* _WHAT IS ASKED_
Output the records below verbatim, line by line, and leave out the pictures.

* _LISTING_

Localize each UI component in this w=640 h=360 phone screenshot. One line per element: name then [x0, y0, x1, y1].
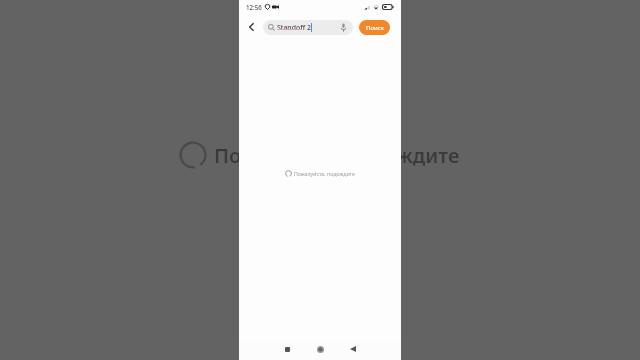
staticText: Пожалуйста, подождите: [294, 170, 355, 177]
button[interactable]: Поиск: [359, 20, 390, 35]
staticText: Поиск: [366, 24, 384, 32]
staticText: Пожалуйста, подождите: [214, 142, 460, 169]
button[interactable]: Home: [310, 339, 330, 359]
button[interactable]: Back: [239, 18, 263, 36]
button[interactable]: Standoff 2: [263, 20, 353, 35]
button[interactable]: Recent apps: [277, 339, 297, 359]
staticText: 12:56: [246, 3, 262, 11]
button[interactable]: Back: [343, 339, 363, 359]
button[interactable]: Voice search: [338, 20, 349, 35]
staticText: Standoff 2: [277, 23, 311, 32]
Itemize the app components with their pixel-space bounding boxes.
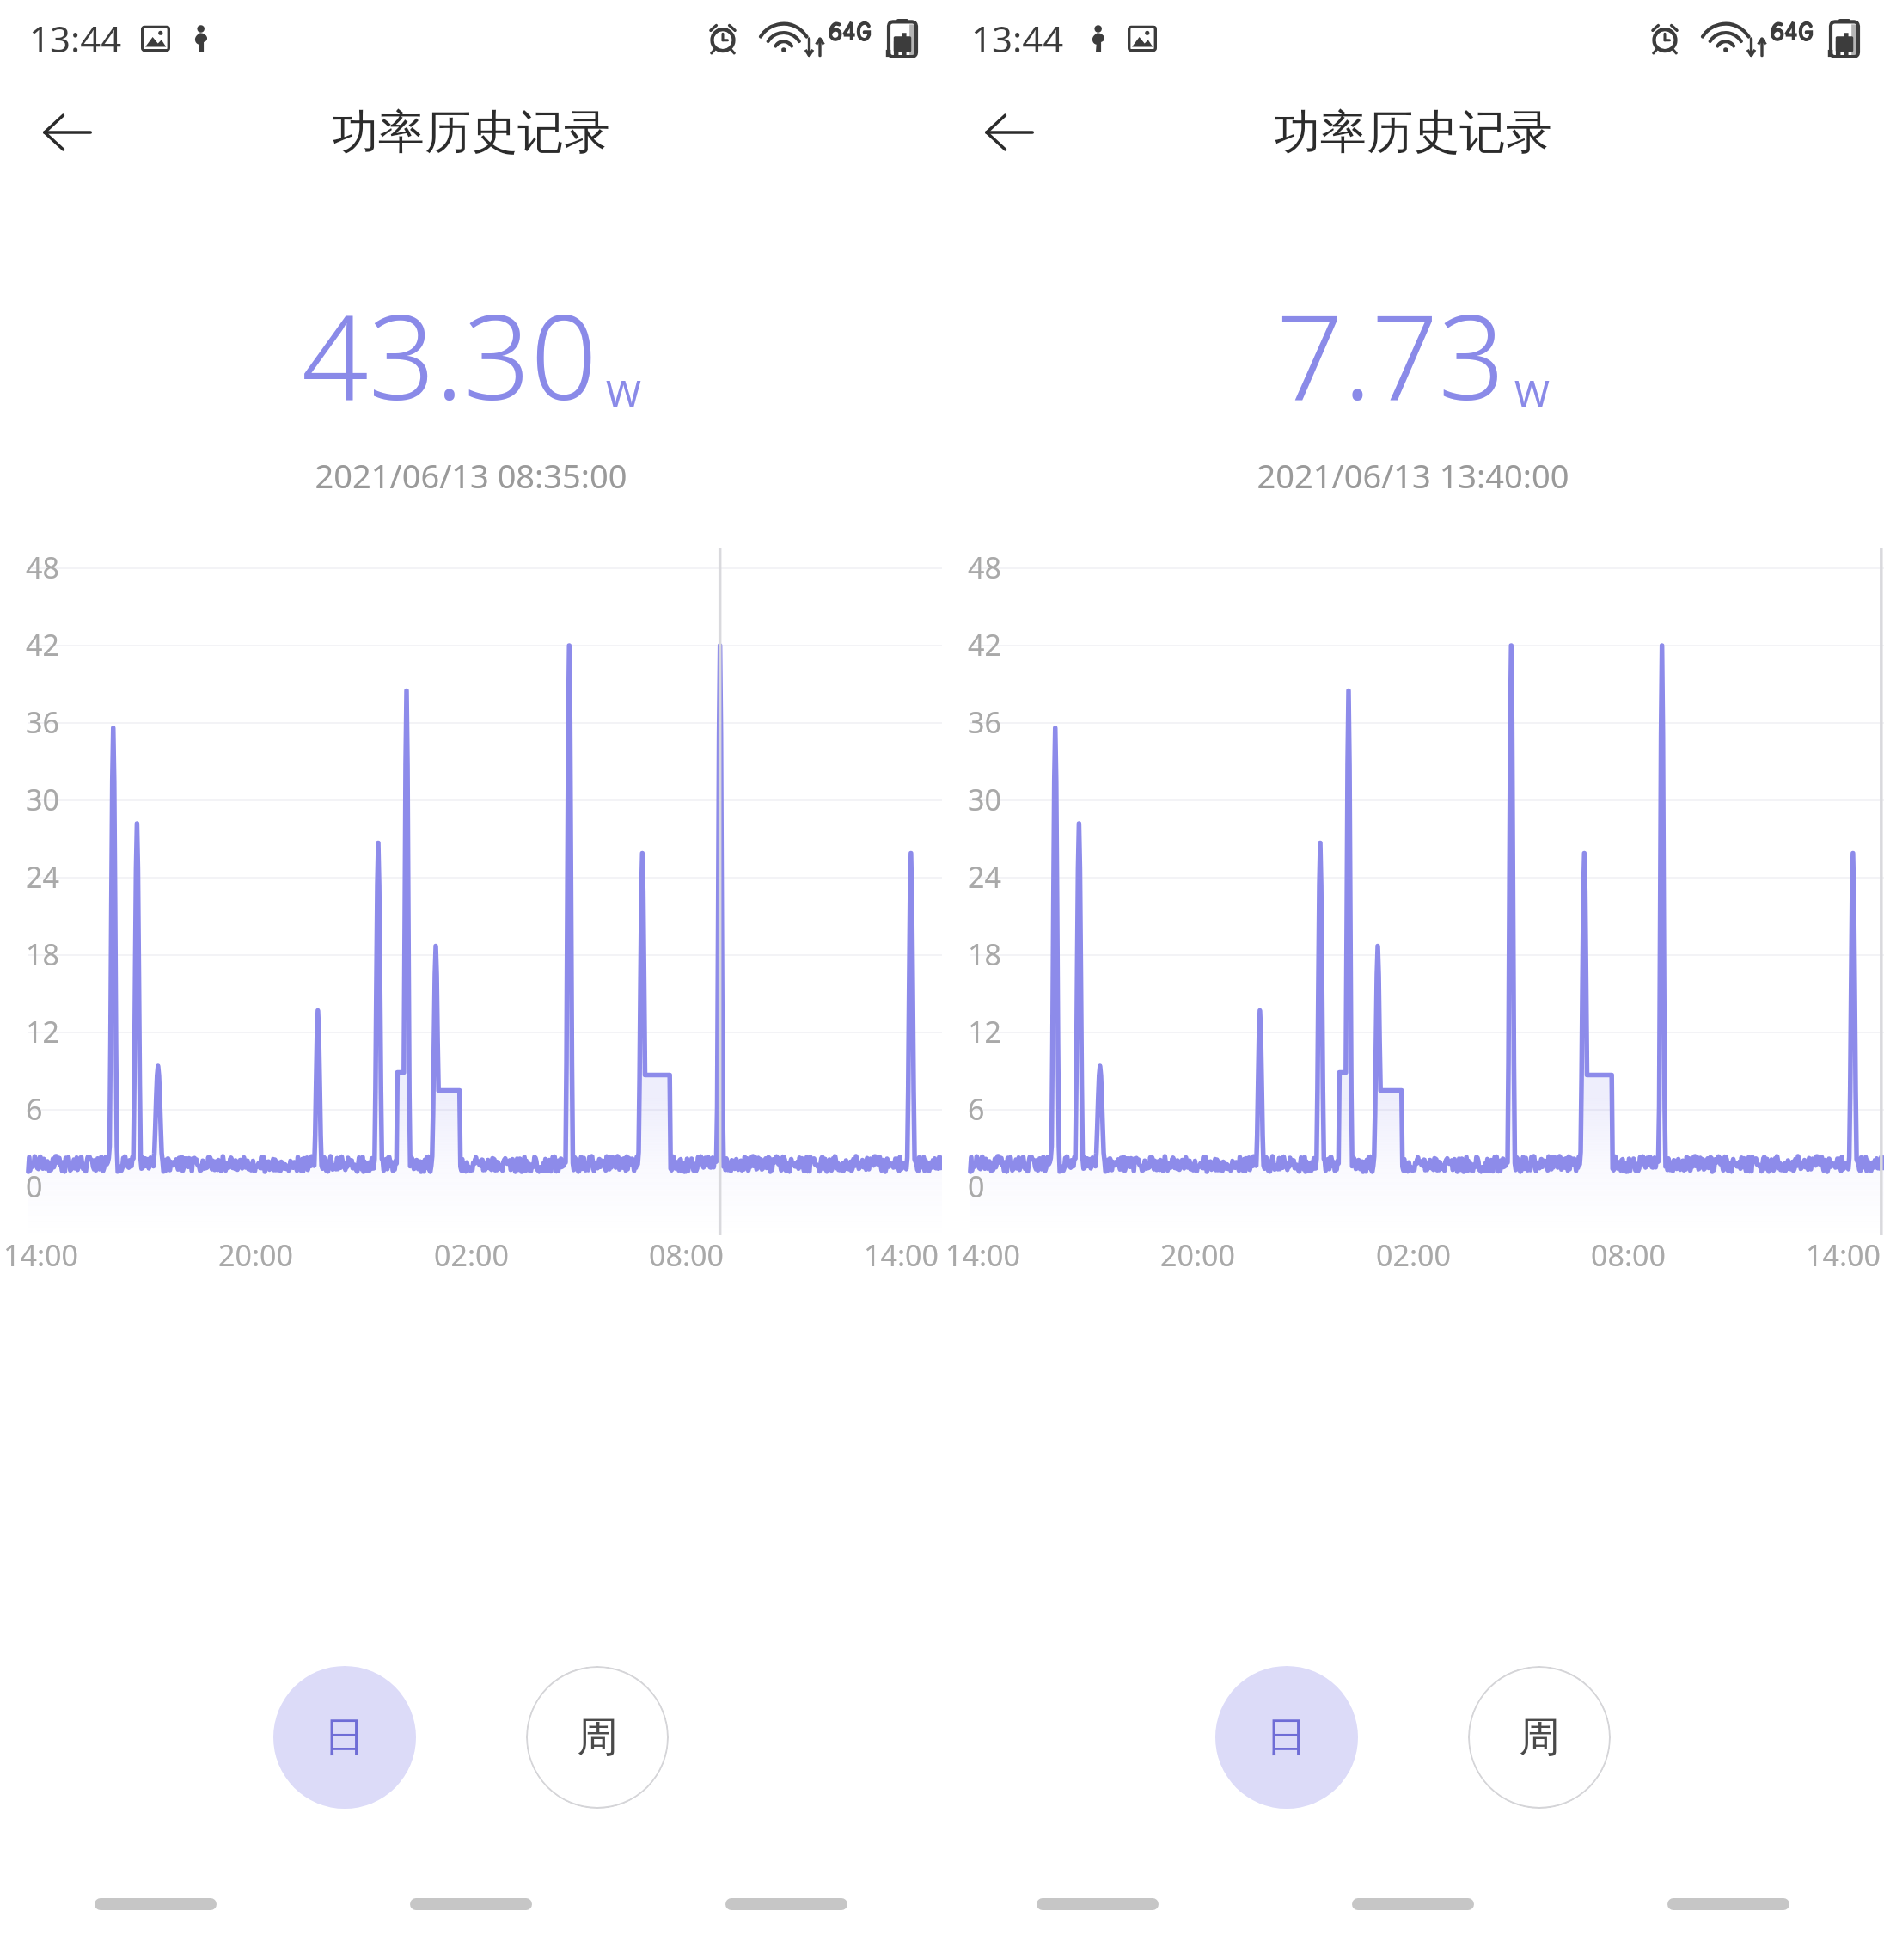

* _SOLUTION_
Localize each UI component in this w=640 h=360 phone screenshot. One line per element: name then [x0, y0, x1, y1].
staticText: Пожалуйста, подождите: [294, 170, 355, 177]
button[interactable]: Поиск: [359, 20, 390, 35]
staticText: Поиск: [366, 24, 384, 32]
staticText: Пожалуйста, подождите: [214, 142, 460, 169]
button[interactable]: Home: [310, 339, 330, 359]
button[interactable]: Back: [239, 18, 263, 36]
button[interactable]: Standoff 2: [263, 20, 353, 35]
button[interactable]: Recent apps: [277, 339, 297, 359]
staticText: 12:56: [246, 3, 262, 11]
button[interactable]: Back: [343, 339, 363, 359]
button[interactable]: Voice search: [338, 20, 349, 35]
staticText: Standoff 2: [277, 23, 311, 32]
Itemize the app components with their pixel-space bounding boxes.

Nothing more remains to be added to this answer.